**Work to do**
Find each line with the word "siklus" and copy it.

**Material for this task**

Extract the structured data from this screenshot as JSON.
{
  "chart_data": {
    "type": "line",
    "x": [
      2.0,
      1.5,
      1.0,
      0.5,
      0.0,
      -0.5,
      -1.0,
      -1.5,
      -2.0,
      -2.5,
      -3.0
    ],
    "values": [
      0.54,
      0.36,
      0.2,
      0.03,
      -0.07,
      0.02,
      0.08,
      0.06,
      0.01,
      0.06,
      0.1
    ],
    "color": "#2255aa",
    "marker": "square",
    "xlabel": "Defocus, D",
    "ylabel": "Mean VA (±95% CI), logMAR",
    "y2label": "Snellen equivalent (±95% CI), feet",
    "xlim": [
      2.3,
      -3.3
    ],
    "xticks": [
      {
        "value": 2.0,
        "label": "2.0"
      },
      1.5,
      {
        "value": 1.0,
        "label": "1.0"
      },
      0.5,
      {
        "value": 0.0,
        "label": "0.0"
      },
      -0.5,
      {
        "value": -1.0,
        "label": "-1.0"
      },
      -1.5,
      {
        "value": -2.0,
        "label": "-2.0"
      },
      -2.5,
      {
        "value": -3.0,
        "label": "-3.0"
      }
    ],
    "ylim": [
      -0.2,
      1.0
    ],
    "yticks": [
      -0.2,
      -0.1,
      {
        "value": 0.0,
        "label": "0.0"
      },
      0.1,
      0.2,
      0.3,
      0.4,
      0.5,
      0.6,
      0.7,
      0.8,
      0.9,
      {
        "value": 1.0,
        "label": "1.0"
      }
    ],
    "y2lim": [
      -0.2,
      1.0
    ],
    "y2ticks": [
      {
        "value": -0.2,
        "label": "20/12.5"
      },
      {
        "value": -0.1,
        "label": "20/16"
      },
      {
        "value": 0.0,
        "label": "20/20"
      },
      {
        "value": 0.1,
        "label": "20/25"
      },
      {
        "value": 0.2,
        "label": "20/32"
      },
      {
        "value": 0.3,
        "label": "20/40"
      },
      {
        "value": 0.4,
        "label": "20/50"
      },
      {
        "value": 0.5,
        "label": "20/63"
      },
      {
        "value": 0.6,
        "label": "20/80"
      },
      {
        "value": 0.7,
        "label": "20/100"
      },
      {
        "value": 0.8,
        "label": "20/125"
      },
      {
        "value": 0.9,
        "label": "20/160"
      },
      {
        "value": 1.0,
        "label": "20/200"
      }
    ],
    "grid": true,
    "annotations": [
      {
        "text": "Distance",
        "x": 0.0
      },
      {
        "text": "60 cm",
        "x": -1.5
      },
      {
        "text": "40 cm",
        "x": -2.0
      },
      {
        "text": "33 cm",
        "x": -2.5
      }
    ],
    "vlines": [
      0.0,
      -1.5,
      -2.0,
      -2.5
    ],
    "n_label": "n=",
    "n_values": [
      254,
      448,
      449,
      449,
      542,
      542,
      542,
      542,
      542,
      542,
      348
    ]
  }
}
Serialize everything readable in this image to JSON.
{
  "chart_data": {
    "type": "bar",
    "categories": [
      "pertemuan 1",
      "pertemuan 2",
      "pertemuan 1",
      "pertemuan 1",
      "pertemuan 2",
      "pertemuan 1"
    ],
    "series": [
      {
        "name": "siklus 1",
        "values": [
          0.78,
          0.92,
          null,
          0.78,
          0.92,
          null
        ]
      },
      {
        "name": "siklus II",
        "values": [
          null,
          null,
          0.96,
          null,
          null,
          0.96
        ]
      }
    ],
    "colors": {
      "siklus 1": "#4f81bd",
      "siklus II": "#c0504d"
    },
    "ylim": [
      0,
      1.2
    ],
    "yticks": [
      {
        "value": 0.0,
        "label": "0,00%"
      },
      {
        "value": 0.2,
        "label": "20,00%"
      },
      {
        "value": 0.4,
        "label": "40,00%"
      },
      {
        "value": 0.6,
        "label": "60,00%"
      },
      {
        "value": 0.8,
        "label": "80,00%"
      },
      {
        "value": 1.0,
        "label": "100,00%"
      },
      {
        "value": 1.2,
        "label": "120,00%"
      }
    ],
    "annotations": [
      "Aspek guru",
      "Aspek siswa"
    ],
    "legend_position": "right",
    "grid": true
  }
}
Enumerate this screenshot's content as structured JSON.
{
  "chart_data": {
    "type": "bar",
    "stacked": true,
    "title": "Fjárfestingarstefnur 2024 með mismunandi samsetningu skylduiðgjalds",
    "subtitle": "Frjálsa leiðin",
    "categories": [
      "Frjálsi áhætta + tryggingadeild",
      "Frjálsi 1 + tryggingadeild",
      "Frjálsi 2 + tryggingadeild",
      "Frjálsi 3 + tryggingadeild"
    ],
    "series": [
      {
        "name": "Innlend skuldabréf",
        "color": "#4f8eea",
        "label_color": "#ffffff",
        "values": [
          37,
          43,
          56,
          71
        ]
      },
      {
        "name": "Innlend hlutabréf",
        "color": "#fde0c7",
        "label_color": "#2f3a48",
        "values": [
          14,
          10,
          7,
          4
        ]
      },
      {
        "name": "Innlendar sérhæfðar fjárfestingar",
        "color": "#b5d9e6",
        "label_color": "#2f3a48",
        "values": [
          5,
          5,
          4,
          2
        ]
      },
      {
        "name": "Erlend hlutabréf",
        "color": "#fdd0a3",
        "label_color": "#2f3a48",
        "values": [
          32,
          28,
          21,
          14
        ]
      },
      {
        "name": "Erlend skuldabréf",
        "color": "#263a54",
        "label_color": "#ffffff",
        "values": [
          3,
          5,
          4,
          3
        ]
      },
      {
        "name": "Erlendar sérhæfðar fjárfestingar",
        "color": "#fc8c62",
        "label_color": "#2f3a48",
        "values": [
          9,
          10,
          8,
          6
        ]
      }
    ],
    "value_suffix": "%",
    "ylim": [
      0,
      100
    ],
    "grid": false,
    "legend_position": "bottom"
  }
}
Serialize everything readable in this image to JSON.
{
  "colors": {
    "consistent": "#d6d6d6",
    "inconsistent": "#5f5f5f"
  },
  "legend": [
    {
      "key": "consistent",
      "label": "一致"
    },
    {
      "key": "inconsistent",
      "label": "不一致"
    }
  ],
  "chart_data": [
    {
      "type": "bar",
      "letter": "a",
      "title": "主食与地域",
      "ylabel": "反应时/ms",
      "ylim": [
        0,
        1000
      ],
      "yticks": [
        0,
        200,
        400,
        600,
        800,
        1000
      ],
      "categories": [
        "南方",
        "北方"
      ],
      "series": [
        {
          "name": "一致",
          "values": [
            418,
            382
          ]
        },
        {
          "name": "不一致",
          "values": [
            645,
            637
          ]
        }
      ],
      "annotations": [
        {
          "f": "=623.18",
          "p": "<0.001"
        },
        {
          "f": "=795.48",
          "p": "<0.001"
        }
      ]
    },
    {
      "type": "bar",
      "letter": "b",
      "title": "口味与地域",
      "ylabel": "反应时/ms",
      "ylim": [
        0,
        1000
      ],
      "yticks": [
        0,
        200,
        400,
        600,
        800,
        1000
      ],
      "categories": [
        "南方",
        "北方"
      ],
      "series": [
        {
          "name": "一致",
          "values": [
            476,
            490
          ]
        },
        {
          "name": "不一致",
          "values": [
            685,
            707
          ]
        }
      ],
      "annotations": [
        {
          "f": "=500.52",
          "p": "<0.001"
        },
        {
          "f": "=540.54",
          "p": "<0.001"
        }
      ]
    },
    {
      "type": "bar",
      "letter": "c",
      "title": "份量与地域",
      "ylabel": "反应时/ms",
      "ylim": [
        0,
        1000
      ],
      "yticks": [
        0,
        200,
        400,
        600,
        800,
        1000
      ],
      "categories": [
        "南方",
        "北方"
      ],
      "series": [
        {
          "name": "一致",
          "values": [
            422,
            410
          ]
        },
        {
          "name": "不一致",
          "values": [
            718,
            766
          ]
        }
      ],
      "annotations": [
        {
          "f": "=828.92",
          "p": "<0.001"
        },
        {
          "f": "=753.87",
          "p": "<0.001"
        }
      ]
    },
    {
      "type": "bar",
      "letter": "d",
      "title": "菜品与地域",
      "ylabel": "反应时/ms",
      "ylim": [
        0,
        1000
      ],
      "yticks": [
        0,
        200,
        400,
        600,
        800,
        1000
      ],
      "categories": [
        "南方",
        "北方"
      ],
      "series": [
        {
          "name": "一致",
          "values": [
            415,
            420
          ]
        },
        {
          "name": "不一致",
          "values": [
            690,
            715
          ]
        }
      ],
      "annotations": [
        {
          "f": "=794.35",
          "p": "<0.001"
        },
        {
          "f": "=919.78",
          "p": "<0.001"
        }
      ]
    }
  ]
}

**Full output**
        "name": "siklus 1",
        "name": "siklus II",
      "siklus 1": "#4f81bd",
      "siklus II": "#c0504d"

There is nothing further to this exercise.